• What you will do: Exclude all pictures, then copy each of the records exactly as written.
====== Data lines
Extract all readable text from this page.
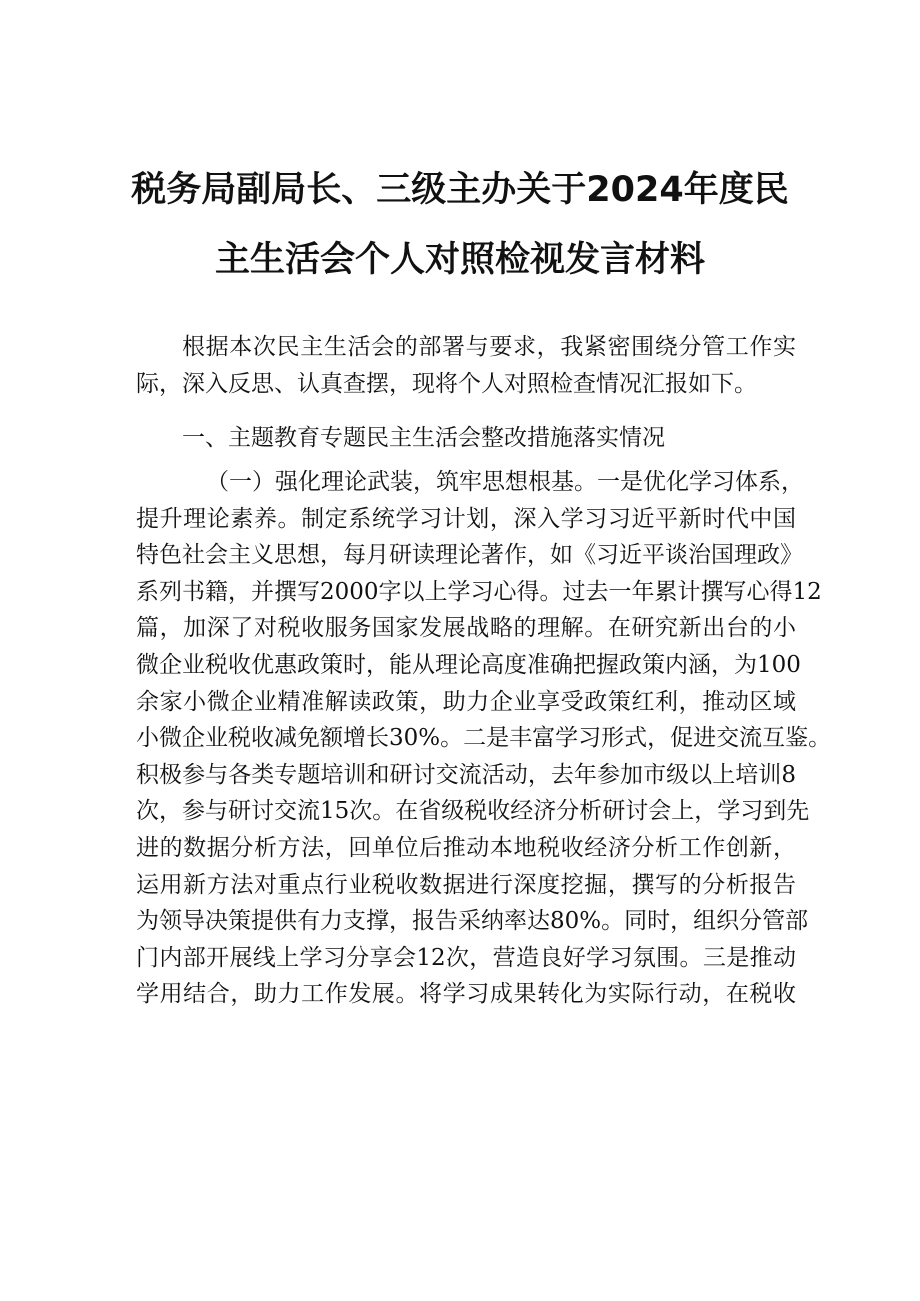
税务局副局长、三级主办关于2024年度民
主生活会个人对照检视发言材料
根据本次民主生活会的部署与要求，我紧密围绕分管工作实
际，深入反思、认真查摆，现将个人对照检查情况汇报如下。
一、主题教育专题民主生活会整改措施落实情况
（一）强化理论武装，筑牢思想根基。一是优化学习体系，
提升理论素养。制定系统学习计划，深入学习习近平新时代中国
特色社会主义思想，每月研读理论著作，如《习近平谈治国理政》
系列书籍，并撰写2000字以上学习心得。过去一年累计撰写心得12
篇，加深了对税收服务国家发展战略的理解。在研究新出台的小
微企业税收优惠政策时，能从理论高度准确把握政策内涵，为100
余家小微企业精准解读政策，助力企业享受政策红利，推动区域
小微企业税收减免额增长30%。二是丰富学习形式，促进交流互鉴。
积极参与各类专题培训和研讨交流活动，去年参加市级以上培训8
次，参与研讨交流15次。在省级税收经济分析研讨会上，学习到先
进的数据分析方法，回单位后推动本地税收经济分析工作创新，
运用新方法对重点行业税收数据进行深度挖掘，撰写的分析报告
为领导决策提供有力支撑，报告采纳率达80%。同时，组织分管部
门内部开展线上学习分享会12次，营造良好学习氛围。三是推动
学用结合，助力工作发展。将学习成果转化为实际行动，在税收
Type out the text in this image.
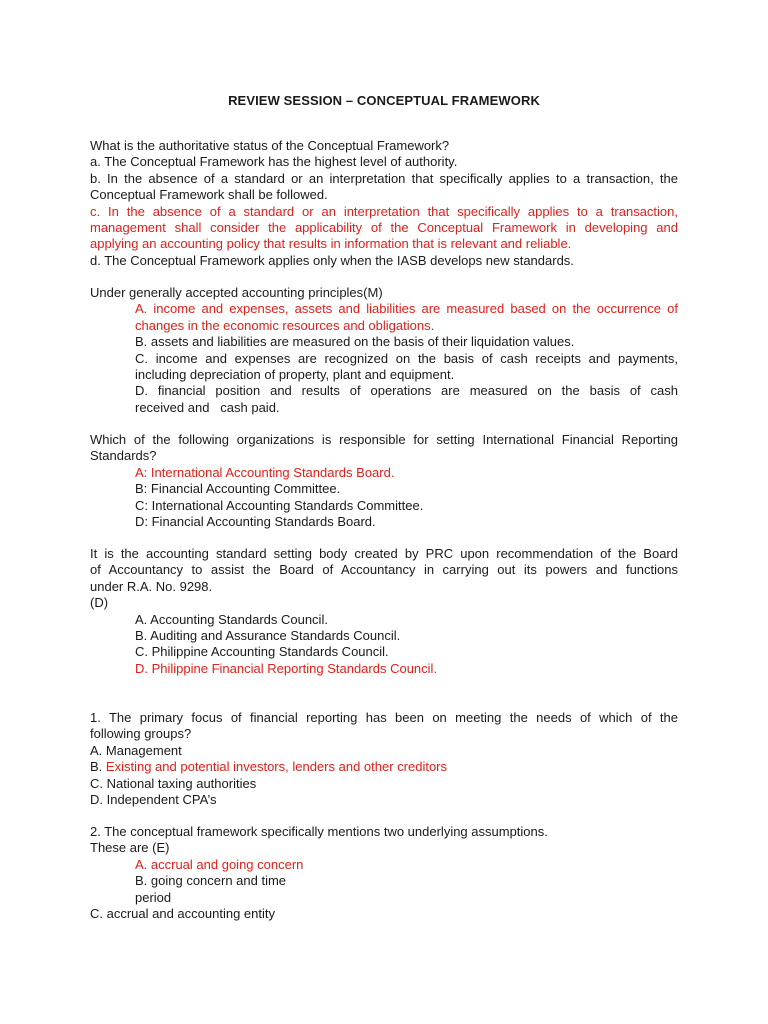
REVIEW SESSION – CONCEPTUAL FRAMEWORK
What is the authoritative status of the Conceptual Framework?
a. The Conceptual Framework has the highest level of authority.
b. In the absence of a standard or an interpretation that specifically applies to a transaction, the
Conceptual Framework shall be followed.
c. In the absence of a standard or an interpretation that specifically applies to a transaction,
management shall consider the applicability of the Conceptual Framework in developing and
applying an accounting policy that results in information that is relevant and reliable.
d. The Conceptual Framework applies only when the IASB develops new standards.
Under generally accepted accounting principles(M)
A. income and expenses, assets and liabilities are measured based on the occurrence of
changes in the economic resources and obligations.
B. assets and liabilities are measured on the basis of their liquidation values.
C. income and expenses are recognized on the basis of cash receipts and payments,
including depreciation of property, plant and equipment.
D. financial position and results of operations are measured on the basis of cash
received and   cash paid.
Which of the following organizations is responsible for setting International Financial Reporting
Standards?
A: International Accounting Standards Board.
B: Financial Accounting Committee.
C: International Accounting Standards Committee.
D: Financial Accounting Standards Board.
It is the accounting standard setting body created by PRC upon recommendation of the Board
of Accountancy to assist the Board of Accountancy in carrying out its powers and functions
under R.A. No. 9298.
(D)
A. Accounting Standards Council.
B. Auditing and Assurance Standards Council.
C. Philippine Accounting Standards Council.
D. Philippine Financial Reporting Standards Council.
1. The primary focus of financial reporting has been on meeting the needs of which of the
following groups?
A. Management
B. Existing and potential investors, lenders and other creditors
C. National taxing authorities
D. Independent CPA’s
2. The conceptual framework specifically mentions two underlying assumptions.
These are (E)
A. accrual and going concern
B. going concern and time
period
C. accrual and accounting entity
============
• Worked solution:
Extract all readable text from this page.
税务局副局长、三级主办关于2024年度民
主生活会个人对照检视发言材料
根据本次民主生活会的部署与要求，我紧密围绕分管工作实
际，深入反思、认真查摆，现将个人对照检查情况汇报如下。
一、主题教育专题民主生活会整改措施落实情况
（一）强化理论武装，筑牢思想根基。一是优化学习体系，
提升理论素养。制定系统学习计划，深入学习习近平新时代中国
特色社会主义思想，每月研读理论著作，如《习近平谈治国理政》
系列书籍，并撰写2000字以上学习心得。过去一年累计撰写心得12
篇，加深了对税收服务国家发展战略的理解。在研究新出台的小
微企业税收优惠政策时，能从理论高度准确把握政策内涵，为100
余家小微企业精准解读政策，助力企业享受政策红利，推动区域
小微企业税收减免额增长30%。二是丰富学习形式，促进交流互鉴。
积极参与各类专题培训和研讨交流活动，去年参加市级以上培训8
次，参与研讨交流15次。在省级税收经济分析研讨会上，学习到先
进的数据分析方法，回单位后推动本地税收经济分析工作创新，
运用新方法对重点行业税收数据进行深度挖掘，撰写的分析报告
为领导决策提供有力支撑，报告采纳率达80%。同时，组织分管部
门内部开展线上学习分享会12次，营造良好学习氛围。三是推动
学用结合，助力工作发展。将学习成果转化为实际行动，在税收
Type out the text in this image.
REVIEW SESSION – CONCEPTUAL FRAMEWORK
What is the authoritative status of the Conceptual Framework?
a. The Conceptual Framework has the highest level of authority.
b. In the absence of a standard or an interpretation that specifically applies to a transaction, the
Conceptual Framework shall be followed.
c. In the absence of a standard or an interpretation that specifically applies to a transaction,
management shall consider the applicability of the Conceptual Framework in developing and
applying an accounting policy that results in information that is relevant and reliable.
d. The Conceptual Framework applies only when the IASB develops new standards.
Under generally accepted accounting principles(M)
A. income and expenses, assets and liabilities are measured based on the occurrence of
changes in the economic resources and obligations.
B. assets and liabilities are measured on the basis of their liquidation values.
C. income and expenses are recognized on the basis of cash receipts and payments,
including depreciation of property, plant and equipment.
D. financial position and results of operations are measured on the basis of cash
received and   cash paid.
Which of the following organizations is responsible for setting International Financial Reporting
Standards?
A: International Accounting Standards Board.
B: Financial Accounting Committee.
C: International Accounting Standards Committee.
D: Financial Accounting Standards Board.
It is the accounting standard setting body created by PRC upon recommendation of the Board
of Accountancy to assist the Board of Accountancy in carrying out its powers and functions
under R.A. No. 9298.
(D)
A. Accounting Standards Council.
B. Auditing and Assurance Standards Council.
C. Philippine Accounting Standards Council.
D. Philippine Financial Reporting Standards Council.
1. The primary focus of financial reporting has been on meeting the needs of which of the
following groups?
A. Management
B. Existing and potential investors, lenders and other creditors
C. National taxing authorities
D. Independent CPA’s
2. The conceptual framework specifically mentions two underlying assumptions.
These are (E)
A. accrual and going concern
B. going concern and time
period
C. accrual and accounting entity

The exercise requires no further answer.